Work instructions: Restate the entries below verbatim.

Rows:
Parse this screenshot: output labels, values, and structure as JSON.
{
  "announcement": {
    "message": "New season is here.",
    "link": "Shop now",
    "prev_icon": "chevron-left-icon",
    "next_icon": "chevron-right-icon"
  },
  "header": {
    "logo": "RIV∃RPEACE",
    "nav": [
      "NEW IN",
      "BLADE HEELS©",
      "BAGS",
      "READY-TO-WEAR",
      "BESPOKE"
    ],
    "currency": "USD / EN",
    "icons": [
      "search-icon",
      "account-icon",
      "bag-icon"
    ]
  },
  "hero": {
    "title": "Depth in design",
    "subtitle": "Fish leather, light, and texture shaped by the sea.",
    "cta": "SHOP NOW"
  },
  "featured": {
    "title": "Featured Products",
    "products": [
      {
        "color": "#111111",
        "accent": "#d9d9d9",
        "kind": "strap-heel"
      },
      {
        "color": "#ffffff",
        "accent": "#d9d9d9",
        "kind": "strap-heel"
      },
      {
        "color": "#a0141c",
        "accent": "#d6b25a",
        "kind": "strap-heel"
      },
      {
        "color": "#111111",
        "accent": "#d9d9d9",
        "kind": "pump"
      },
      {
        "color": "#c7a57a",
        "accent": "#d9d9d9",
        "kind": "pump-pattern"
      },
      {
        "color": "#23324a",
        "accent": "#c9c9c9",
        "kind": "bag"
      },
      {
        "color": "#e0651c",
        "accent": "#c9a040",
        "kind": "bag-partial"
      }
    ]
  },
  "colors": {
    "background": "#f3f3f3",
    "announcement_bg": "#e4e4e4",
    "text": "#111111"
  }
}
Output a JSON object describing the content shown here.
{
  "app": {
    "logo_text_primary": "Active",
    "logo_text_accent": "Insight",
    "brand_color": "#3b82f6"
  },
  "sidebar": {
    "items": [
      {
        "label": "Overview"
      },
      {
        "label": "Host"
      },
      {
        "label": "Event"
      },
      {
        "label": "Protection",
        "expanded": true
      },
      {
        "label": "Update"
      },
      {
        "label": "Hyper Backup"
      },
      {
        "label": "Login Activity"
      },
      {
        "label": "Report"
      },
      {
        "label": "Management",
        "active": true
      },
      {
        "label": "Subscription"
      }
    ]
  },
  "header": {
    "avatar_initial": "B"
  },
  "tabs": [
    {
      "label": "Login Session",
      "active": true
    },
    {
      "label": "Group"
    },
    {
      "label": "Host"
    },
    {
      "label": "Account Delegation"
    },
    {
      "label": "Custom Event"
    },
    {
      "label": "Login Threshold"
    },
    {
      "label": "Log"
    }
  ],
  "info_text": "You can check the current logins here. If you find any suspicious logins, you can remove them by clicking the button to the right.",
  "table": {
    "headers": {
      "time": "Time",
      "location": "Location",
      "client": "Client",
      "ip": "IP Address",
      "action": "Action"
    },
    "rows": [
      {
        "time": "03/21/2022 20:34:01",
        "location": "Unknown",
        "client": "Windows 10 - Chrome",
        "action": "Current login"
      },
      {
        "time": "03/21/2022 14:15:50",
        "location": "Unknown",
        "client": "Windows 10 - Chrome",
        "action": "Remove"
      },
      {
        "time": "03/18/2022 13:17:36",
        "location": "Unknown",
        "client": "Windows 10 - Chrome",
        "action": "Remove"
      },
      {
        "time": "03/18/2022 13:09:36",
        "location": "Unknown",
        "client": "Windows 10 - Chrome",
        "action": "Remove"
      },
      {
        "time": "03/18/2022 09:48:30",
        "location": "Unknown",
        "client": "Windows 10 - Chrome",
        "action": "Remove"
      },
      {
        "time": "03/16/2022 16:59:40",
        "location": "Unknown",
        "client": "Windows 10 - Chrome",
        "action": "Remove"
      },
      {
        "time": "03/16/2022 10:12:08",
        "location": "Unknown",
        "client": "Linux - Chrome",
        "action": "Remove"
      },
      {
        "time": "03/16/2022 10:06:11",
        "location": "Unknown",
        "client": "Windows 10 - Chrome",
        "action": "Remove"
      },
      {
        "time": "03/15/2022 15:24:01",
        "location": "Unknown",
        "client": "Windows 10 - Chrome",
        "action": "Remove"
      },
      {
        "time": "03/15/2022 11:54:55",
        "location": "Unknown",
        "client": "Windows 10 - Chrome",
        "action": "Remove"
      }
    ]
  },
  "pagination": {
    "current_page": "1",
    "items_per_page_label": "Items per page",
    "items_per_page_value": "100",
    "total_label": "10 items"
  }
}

Solution to this task:
Parse this screenshot: output labels, values, and structure as JSON.
{
  "announcement": {
    "message": "New season is here.",
    "link": "Shop now",
    "prev_icon": "chevron-left-icon",
    "next_icon": "chevron-right-icon"
  },
  "header": {
    "logo": "RIV∃RPEACE",
    "nav": [
      "NEW IN",
      "BLADE HEELS©",
      "BAGS",
      "READY-TO-WEAR",
      "BESPOKE"
    ],
    "currency": "USD / EN",
    "icons": [
      "search-icon",
      "account-icon",
      "bag-icon"
    ]
  },
  "hero": {
    "title": "Depth in design",
    "subtitle": "Fish leather, light, and texture shaped by the sea.",
    "cta": "SHOP NOW"
  },
  "featured": {
    "title": "Featured Products",
    "products": [
      {
        "color": "#111111",
        "accent": "#d9d9d9",
        "kind": "strap-heel"
      },
      {
        "color": "#ffffff",
        "accent": "#d9d9d9",
        "kind": "strap-heel"
      },
      {
        "color": "#a0141c",
        "accent": "#d6b25a",
        "kind": "strap-heel"
      },
      {
        "color": "#111111",
        "accent": "#d9d9d9",
        "kind": "pump"
      },
      {
        "color": "#c7a57a",
        "accent": "#d9d9d9",
        "kind": "pump-pattern"
      },
      {
        "color": "#23324a",
        "accent": "#c9c9c9",
        "kind": "bag"
      },
      {
        "color": "#e0651c",
        "accent": "#c9a040",
        "kind": "bag-partial"
      }
    ]
  },
  "colors": {
    "background": "#f3f3f3",
    "announcement_bg": "#e4e4e4",
    "text": "#111111"
  }
}
Output a JSON object describing the content shown here.
{
  "app": {
    "logo_text_primary": "Active",
    "logo_text_accent": "Insight",
    "brand_color": "#3b82f6"
  },
  "sidebar": {
    "items": [
      {
        "label": "Overview"
      },
      {
        "label": "Host"
      },
      {
        "label": "Event"
      },
      {
        "label": "Protection",
        "expanded": true
      },
      {
        "label": "Update"
      },
      {
        "label": "Hyper Backup"
      },
      {
        "label": "Login Activity"
      },
      {
        "label": "Report"
      },
      {
        "label": "Management",
        "active": true
      },
      {
        "label": "Subscription"
      }
    ]
  },
  "header": {
    "avatar_initial": "B"
  },
  "tabs": [
    {
      "label": "Login Session",
      "active": true
    },
    {
      "label": "Group"
    },
    {
      "label": "Host"
    },
    {
      "label": "Account Delegation"
    },
    {
      "label": "Custom Event"
    },
    {
      "label": "Login Threshold"
    },
    {
      "label": "Log"
    }
  ],
  "info_text": "You can check the current logins here. If you find any suspicious logins, you can remove them by clicking the button to the right.",
  "table": {
    "headers": {
      "time": "Time",
      "location": "Location",
      "client": "Client",
      "ip": "IP Address",
      "action": "Action"
    },
    "rows": [
      {
        "time": "03/21/2022 20:34:01",
        "location": "Unknown",
        "client": "Windows 10 - Chrome",
        "action": "Current login"
      },
      {
        "time": "03/21/2022 14:15:50",
        "location": "Unknown",
        "client": "Windows 10 - Chrome",
        "action": "Remove"
      },
      {
        "time": "03/18/2022 13:17:36",
        "location": "Unknown",
        "client": "Windows 10 - Chrome",
        "action": "Remove"
      },
      {
        "time": "03/18/2022 13:09:36",
        "location": "Unknown",
        "client": "Windows 10 - Chrome",
        "action": "Remove"
      },
      {
        "time": "03/18/2022 09:48:30",
        "location": "Unknown",
        "client": "Windows 10 - Chrome",
        "action": "Remove"
      },
      {
        "time": "03/16/2022 16:59:40",
        "location": "Unknown",
        "client": "Windows 10 - Chrome",
        "action": "Remove"
      },
      {
        "time": "03/16/2022 10:12:08",
        "location": "Unknown",
        "client": "Linux - Chrome",
        "action": "Remove"
      },
      {
        "time": "03/16/2022 10:06:11",
        "location": "Unknown",
        "client": "Windows 10 - Chrome",
        "action": "Remove"
      },
      {
        "time": "03/15/2022 15:24:01",
        "location": "Unknown",
        "client": "Windows 10 - Chrome",
        "action": "Remove"
      },
      {
        "time": "03/15/2022 11:54:55",
        "location": "Unknown",
        "client": "Windows 10 - Chrome",
        "action": "Remove"
      }
    ]
  },
  "pagination": {
    "current_page": "1",
    "items_per_page_label": "Items per page",
    "items_per_page_value": "100",
    "total_label": "10 items"
  }
}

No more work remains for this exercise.